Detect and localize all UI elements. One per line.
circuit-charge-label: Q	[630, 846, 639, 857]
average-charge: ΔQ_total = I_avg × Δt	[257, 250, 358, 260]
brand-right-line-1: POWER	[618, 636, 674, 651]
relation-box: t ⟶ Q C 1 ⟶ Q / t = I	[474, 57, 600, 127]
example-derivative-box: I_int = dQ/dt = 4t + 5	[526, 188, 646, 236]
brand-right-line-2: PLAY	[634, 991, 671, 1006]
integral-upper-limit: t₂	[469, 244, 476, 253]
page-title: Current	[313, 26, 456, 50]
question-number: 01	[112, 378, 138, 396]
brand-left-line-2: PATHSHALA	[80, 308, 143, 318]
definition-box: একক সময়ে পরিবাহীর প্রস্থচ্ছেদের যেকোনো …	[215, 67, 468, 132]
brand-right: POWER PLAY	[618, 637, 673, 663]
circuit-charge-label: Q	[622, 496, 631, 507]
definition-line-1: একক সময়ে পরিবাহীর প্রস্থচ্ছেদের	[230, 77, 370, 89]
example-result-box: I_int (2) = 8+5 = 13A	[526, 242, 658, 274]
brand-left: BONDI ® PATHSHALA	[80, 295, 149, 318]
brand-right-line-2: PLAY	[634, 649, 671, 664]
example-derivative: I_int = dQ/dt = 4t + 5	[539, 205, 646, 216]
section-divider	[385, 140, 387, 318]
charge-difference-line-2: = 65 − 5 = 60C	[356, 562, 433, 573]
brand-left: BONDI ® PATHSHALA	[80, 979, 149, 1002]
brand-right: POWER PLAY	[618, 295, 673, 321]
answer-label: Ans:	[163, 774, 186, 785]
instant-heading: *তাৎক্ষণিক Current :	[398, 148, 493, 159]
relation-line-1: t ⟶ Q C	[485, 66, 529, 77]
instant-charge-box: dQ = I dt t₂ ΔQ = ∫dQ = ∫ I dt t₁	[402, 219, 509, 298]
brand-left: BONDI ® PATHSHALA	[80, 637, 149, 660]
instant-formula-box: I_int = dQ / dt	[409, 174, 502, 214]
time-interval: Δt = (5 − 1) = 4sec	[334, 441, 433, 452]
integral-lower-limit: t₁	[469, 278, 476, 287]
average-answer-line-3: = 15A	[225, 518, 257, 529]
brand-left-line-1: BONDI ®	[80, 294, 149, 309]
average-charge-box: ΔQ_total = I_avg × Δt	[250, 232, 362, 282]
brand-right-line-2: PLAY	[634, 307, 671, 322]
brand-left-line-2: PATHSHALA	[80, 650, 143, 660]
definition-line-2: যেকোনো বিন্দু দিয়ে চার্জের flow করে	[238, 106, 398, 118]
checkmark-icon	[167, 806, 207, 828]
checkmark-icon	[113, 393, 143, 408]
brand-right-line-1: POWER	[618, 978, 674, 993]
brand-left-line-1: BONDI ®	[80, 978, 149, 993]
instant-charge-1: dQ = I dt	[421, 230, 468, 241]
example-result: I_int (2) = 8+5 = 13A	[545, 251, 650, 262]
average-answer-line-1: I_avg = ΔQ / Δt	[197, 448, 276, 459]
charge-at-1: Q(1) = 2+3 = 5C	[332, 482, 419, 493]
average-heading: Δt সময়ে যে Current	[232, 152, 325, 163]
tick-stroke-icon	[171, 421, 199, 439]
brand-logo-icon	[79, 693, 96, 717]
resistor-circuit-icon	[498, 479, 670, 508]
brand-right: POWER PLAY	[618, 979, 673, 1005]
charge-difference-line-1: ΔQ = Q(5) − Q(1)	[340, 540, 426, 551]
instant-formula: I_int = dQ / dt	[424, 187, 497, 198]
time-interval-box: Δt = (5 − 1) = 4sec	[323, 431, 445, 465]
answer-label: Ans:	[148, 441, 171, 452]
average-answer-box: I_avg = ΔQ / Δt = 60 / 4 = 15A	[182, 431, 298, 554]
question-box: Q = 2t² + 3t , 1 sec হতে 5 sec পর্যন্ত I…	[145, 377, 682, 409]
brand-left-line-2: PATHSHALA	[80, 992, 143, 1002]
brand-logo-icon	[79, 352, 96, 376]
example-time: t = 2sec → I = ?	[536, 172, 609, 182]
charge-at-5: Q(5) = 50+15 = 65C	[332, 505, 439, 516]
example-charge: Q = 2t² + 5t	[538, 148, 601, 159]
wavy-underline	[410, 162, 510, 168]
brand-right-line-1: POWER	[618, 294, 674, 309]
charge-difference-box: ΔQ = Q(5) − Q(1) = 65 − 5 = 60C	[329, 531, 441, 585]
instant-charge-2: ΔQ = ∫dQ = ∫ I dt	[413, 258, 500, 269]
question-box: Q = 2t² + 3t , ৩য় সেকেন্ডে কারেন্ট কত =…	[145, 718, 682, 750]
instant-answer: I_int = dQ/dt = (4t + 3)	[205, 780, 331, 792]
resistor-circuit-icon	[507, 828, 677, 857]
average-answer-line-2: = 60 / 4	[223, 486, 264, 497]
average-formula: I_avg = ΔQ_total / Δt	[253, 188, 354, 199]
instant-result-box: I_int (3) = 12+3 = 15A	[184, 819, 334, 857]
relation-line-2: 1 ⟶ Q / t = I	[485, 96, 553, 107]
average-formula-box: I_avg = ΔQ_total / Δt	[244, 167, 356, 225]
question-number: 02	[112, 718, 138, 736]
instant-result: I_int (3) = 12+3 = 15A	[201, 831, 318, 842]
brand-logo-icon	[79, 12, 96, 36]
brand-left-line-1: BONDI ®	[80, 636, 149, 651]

▶ _What you should do_
Return every line of the items above unchanged, in the same order, without leaving any out.

▶ _The answer_
Detect and localize all UI elements. One per line.
circuit-charge-label: Q	[630, 846, 639, 857]
average-charge: ΔQ_total = I_avg × Δt	[257, 250, 358, 260]
brand-right-line-1: POWER	[618, 636, 674, 651]
relation-box: t ⟶ Q C 1 ⟶ Q / t = I	[474, 57, 600, 127]
example-derivative-box: I_int = dQ/dt = 4t + 5	[526, 188, 646, 236]
brand-right-line-2: PLAY	[634, 991, 671, 1006]
integral-upper-limit: t₂	[469, 244, 476, 253]
page-title: Current	[313, 26, 456, 50]
question-number: 01	[112, 378, 138, 396]
brand-left-line-2: PATHSHALA	[80, 308, 143, 318]
definition-box: একক সময়ে পরিবাহীর প্রস্থচ্ছেদের যেকোনো …	[215, 67, 468, 132]
brand-right: POWER PLAY	[618, 637, 673, 663]
circuit-charge-label: Q	[622, 496, 631, 507]
definition-line-1: একক সময়ে পরিবাহীর প্রস্থচ্ছেদের	[230, 77, 370, 89]
example-result-box: I_int (2) = 8+5 = 13A	[526, 242, 658, 274]
brand-left: BONDI ® PATHSHALA	[80, 295, 149, 318]
brand-right-line-2: PLAY	[634, 649, 671, 664]
example-derivative: I_int = dQ/dt = 4t + 5	[539, 205, 646, 216]
section-divider	[385, 140, 387, 318]
charge-difference-line-2: = 65 − 5 = 60C	[356, 562, 433, 573]
brand-left: BONDI ® PATHSHALA	[80, 979, 149, 1002]
brand-right: POWER PLAY	[618, 295, 673, 321]
answer-label: Ans:	[163, 774, 186, 785]
instant-heading: *তাৎক্ষণিক Current :	[398, 148, 493, 159]
relation-line-1: t ⟶ Q C	[485, 66, 529, 77]
instant-charge-box: dQ = I dt t₂ ΔQ = ∫dQ = ∫ I dt t₁	[402, 219, 509, 298]
brand-left: BONDI ® PATHSHALA	[80, 637, 149, 660]
instant-formula-box: I_int = dQ / dt	[409, 174, 502, 214]
time-interval: Δt = (5 − 1) = 4sec	[334, 441, 433, 452]
integral-lower-limit: t₁	[469, 278, 476, 287]
average-answer-line-3: = 15A	[225, 518, 257, 529]
brand-left-line-1: BONDI ®	[80, 294, 149, 309]
average-charge-box: ΔQ_total = I_avg × Δt	[250, 232, 362, 282]
brand-right-line-2: PLAY	[634, 307, 671, 322]
brand-left-line-2: PATHSHALA	[80, 650, 143, 660]
definition-line-2: যেকোনো বিন্দু দিয়ে চার্জের flow করে	[238, 106, 398, 118]
checkmark-icon	[167, 806, 207, 828]
checkmark-icon	[113, 393, 143, 408]
brand-right-line-1: POWER	[618, 978, 674, 993]
brand-left-line-1: BONDI ®	[80, 978, 149, 993]
instant-charge-1: dQ = I dt	[421, 230, 468, 241]
example-result: I_int (2) = 8+5 = 13A	[545, 251, 650, 262]
average-answer-line-1: I_avg = ΔQ / Δt	[197, 448, 276, 459]
charge-at-1: Q(1) = 2+3 = 5C	[332, 482, 419, 493]
average-heading: Δt সময়ে যে Current	[232, 152, 325, 163]
tick-stroke-icon	[171, 421, 199, 439]
brand-logo-icon	[79, 693, 96, 717]
resistor-circuit-icon	[498, 479, 670, 508]
brand-right: POWER PLAY	[618, 979, 673, 1005]
charge-difference-line-1: ΔQ = Q(5) − Q(1)	[340, 540, 426, 551]
instant-formula: I_int = dQ / dt	[424, 187, 497, 198]
time-interval-box: Δt = (5 − 1) = 4sec	[323, 431, 445, 465]
answer-label: Ans:	[148, 441, 171, 452]
average-answer-box: I_avg = ΔQ / Δt = 60 / 4 = 15A	[182, 431, 298, 554]
question-box: Q = 2t² + 3t , 1 sec হতে 5 sec পর্যন্ত I…	[145, 377, 682, 409]
brand-left-line-2: PATHSHALA	[80, 992, 143, 1002]
brand-logo-icon	[79, 352, 96, 376]
example-time: t = 2sec → I = ?	[536, 172, 609, 182]
charge-at-5: Q(5) = 50+15 = 65C	[332, 505, 439, 516]
example-charge: Q = 2t² + 5t	[538, 148, 601, 159]
wavy-underline	[410, 162, 510, 168]
brand-right-line-1: POWER	[618, 294, 674, 309]
charge-difference-box: ΔQ = Q(5) − Q(1) = 65 − 5 = 60C	[329, 531, 441, 585]
instant-charge-2: ΔQ = ∫dQ = ∫ I dt	[413, 258, 500, 269]
question-box: Q = 2t² + 3t , ৩য় সেকেন্ডে কারেন্ট কত =…	[145, 718, 682, 750]
instant-answer: I_int = dQ/dt = (4t + 3)	[205, 780, 331, 792]
resistor-circuit-icon	[507, 828, 677, 857]
average-answer-line-2: = 60 / 4	[223, 486, 264, 497]
average-formula: I_avg = ΔQ_total / Δt	[253, 188, 354, 199]
instant-result-box: I_int (3) = 12+3 = 15A	[184, 819, 334, 857]
relation-line-2: 1 ⟶ Q / t = I	[485, 96, 553, 107]
average-formula-box: I_avg = ΔQ_total / Δt	[244, 167, 356, 225]
question-number: 02	[112, 718, 138, 736]
instant-result: I_int (3) = 12+3 = 15A	[201, 831, 318, 842]
brand-logo-icon	[79, 12, 96, 36]
brand-left-line-1: BONDI ®	[80, 636, 149, 651]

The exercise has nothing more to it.